Omit the pictures, then write out every entry exactly as it reads.

RECORDS FOR PROCESSING:
'''

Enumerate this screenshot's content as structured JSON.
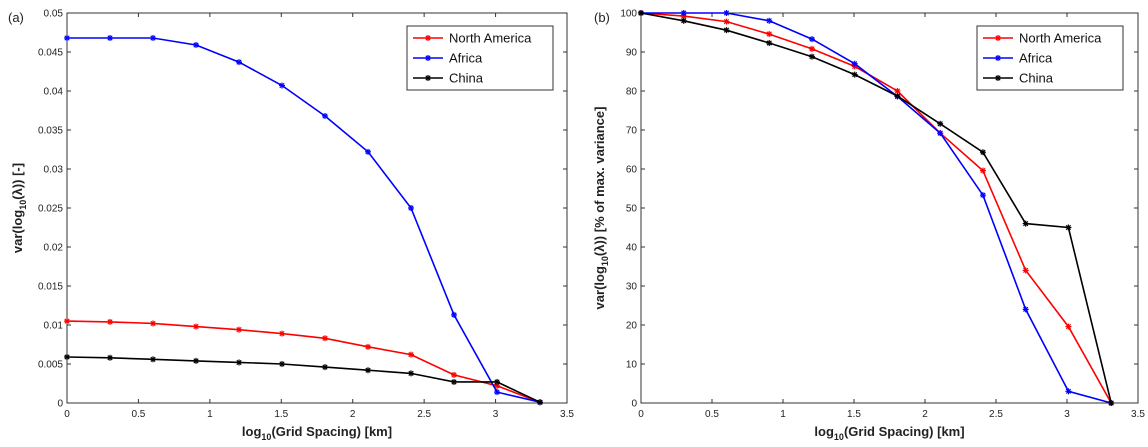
{
  "chart_data": [
    {
      "type": "line",
      "panel_label": "(a)",
      "xlabel_main": "log",
      "xlabel_sub": "10",
      "xlabel_rest": "(Grid Spacing) [km]",
      "ylabel_pre": "var(log",
      "ylabel_sub": "10",
      "ylabel_post": "(λ)) [-]",
      "xlim": [
        0,
        3.5
      ],
      "ylim": [
        0,
        0.05
      ],
      "xticks": [
        "0",
        "0.5",
        "1",
        "1.5",
        "2",
        "2.5",
        "3",
        "3.5"
      ],
      "yticks": [
        "0",
        "0.005",
        "0.01",
        "0.015",
        "0.02",
        "0.025",
        "0.03",
        "0.035",
        "0.04",
        "0.045",
        "0.05"
      ],
      "legend_position": "top-right",
      "x": [
        0,
        0.301,
        0.602,
        0.903,
        1.204,
        1.505,
        1.806,
        2.107,
        2.408,
        2.709,
        3.01,
        3.311
      ],
      "series": [
        {
          "name": "North America",
          "color": "#ff0000",
          "values": [
            0.0105,
            0.0104,
            0.0102,
            0.0098,
            0.0094,
            0.0089,
            0.0083,
            0.0072,
            0.0062,
            0.0036,
            0.0022,
            0.0001
          ]
        },
        {
          "name": "Africa",
          "color": "#0000ff",
          "values": [
            0.0468,
            0.0468,
            0.0468,
            0.0459,
            0.0437,
            0.0407,
            0.0368,
            0.0322,
            0.025,
            0.0113,
            0.0014,
            0.0001
          ]
        },
        {
          "name": "China",
          "color": "#000000",
          "values": [
            0.0059,
            0.0058,
            0.0056,
            0.0054,
            0.0052,
            0.005,
            0.0046,
            0.0042,
            0.0038,
            0.0027,
            0.0027,
            0.0001
          ]
        }
      ]
    },
    {
      "type": "line",
      "panel_label": "(b)",
      "xlabel_main": "log",
      "xlabel_sub": "10",
      "xlabel_rest": "(Grid Spacing) [km]",
      "ylabel_pre": "var(log",
      "ylabel_sub": "10",
      "ylabel_post": "(λ)) [% of max. variance]",
      "xlim": [
        0,
        3.5
      ],
      "ylim": [
        0,
        100
      ],
      "xticks": [
        "0",
        "0.5",
        "1",
        "1.5",
        "2",
        "2.5",
        "3",
        "3.5"
      ],
      "yticks": [
        "0",
        "10",
        "20",
        "30",
        "40",
        "50",
        "60",
        "70",
        "80",
        "90",
        "100"
      ],
      "legend_position": "top-right",
      "x": [
        0,
        0.301,
        0.602,
        0.903,
        1.204,
        1.505,
        1.806,
        2.107,
        2.408,
        2.709,
        3.01,
        3.311
      ],
      "series": [
        {
          "name": "North America",
          "color": "#ff0000",
          "values": [
            100,
            99.2,
            97.8,
            94.6,
            90.8,
            86.3,
            80,
            69.2,
            59.6,
            34,
            19.6,
            0
          ]
        },
        {
          "name": "Africa",
          "color": "#0000ff",
          "values": [
            100,
            100,
            100,
            98,
            93.3,
            87,
            78.6,
            69.2,
            53.3,
            24,
            3,
            0
          ]
        },
        {
          "name": "China",
          "color": "#000000",
          "values": [
            100,
            98,
            95.6,
            92.3,
            88.8,
            84.2,
            78.7,
            71.6,
            64.3,
            46,
            45,
            0
          ]
        }
      ]
    }
  ]
}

'''

EXERCISE SOLUTION:
Enumerate this screenshot's content as structured JSON.
{
  "chart_data": [
    {
      "type": "line",
      "panel_label": "(a)",
      "xlabel_main": "log",
      "xlabel_sub": "10",
      "xlabel_rest": "(Grid Spacing) [km]",
      "ylabel_pre": "var(log",
      "ylabel_sub": "10",
      "ylabel_post": "(λ)) [-]",
      "xlim": [
        0,
        3.5
      ],
      "ylim": [
        0,
        0.05
      ],
      "xticks": [
        "0",
        "0.5",
        "1",
        "1.5",
        "2",
        "2.5",
        "3",
        "3.5"
      ],
      "yticks": [
        "0",
        "0.005",
        "0.01",
        "0.015",
        "0.02",
        "0.025",
        "0.03",
        "0.035",
        "0.04",
        "0.045",
        "0.05"
      ],
      "legend_position": "top-right",
      "x": [
        0,
        0.301,
        0.602,
        0.903,
        1.204,
        1.505,
        1.806,
        2.107,
        2.408,
        2.709,
        3.01,
        3.311
      ],
      "series": [
        {
          "name": "North America",
          "color": "#ff0000",
          "values": [
            0.0105,
            0.0104,
            0.0102,
            0.0098,
            0.0094,
            0.0089,
            0.0083,
            0.0072,
            0.0062,
            0.0036,
            0.0022,
            0.0001
          ]
        },
        {
          "name": "Africa",
          "color": "#0000ff",
          "values": [
            0.0468,
            0.0468,
            0.0468,
            0.0459,
            0.0437,
            0.0407,
            0.0368,
            0.0322,
            0.025,
            0.0113,
            0.0014,
            0.0001
          ]
        },
        {
          "name": "China",
          "color": "#000000",
          "values": [
            0.0059,
            0.0058,
            0.0056,
            0.0054,
            0.0052,
            0.005,
            0.0046,
            0.0042,
            0.0038,
            0.0027,
            0.0027,
            0.0001
          ]
        }
      ]
    },
    {
      "type": "line",
      "panel_label": "(b)",
      "xlabel_main": "log",
      "xlabel_sub": "10",
      "xlabel_rest": "(Grid Spacing) [km]",
      "ylabel_pre": "var(log",
      "ylabel_sub": "10",
      "ylabel_post": "(λ)) [% of max. variance]",
      "xlim": [
        0,
        3.5
      ],
      "ylim": [
        0,
        100
      ],
      "xticks": [
        "0",
        "0.5",
        "1",
        "1.5",
        "2",
        "2.5",
        "3",
        "3.5"
      ],
      "yticks": [
        "0",
        "10",
        "20",
        "30",
        "40",
        "50",
        "60",
        "70",
        "80",
        "90",
        "100"
      ],
      "legend_position": "top-right",
      "x": [
        0,
        0.301,
        0.602,
        0.903,
        1.204,
        1.505,
        1.806,
        2.107,
        2.408,
        2.709,
        3.01,
        3.311
      ],
      "series": [
        {
          "name": "North America",
          "color": "#ff0000",
          "values": [
            100,
            99.2,
            97.8,
            94.6,
            90.8,
            86.3,
            80,
            69.2,
            59.6,
            34,
            19.6,
            0
          ]
        },
        {
          "name": "Africa",
          "color": "#0000ff",
          "values": [
            100,
            100,
            100,
            98,
            93.3,
            87,
            78.6,
            69.2,
            53.3,
            24,
            3,
            0
          ]
        },
        {
          "name": "China",
          "color": "#000000",
          "values": [
            100,
            98,
            95.6,
            92.3,
            88.8,
            84.2,
            78.7,
            71.6,
            64.3,
            46,
            45,
            0
          ]
        }
      ]
    }
  ]
}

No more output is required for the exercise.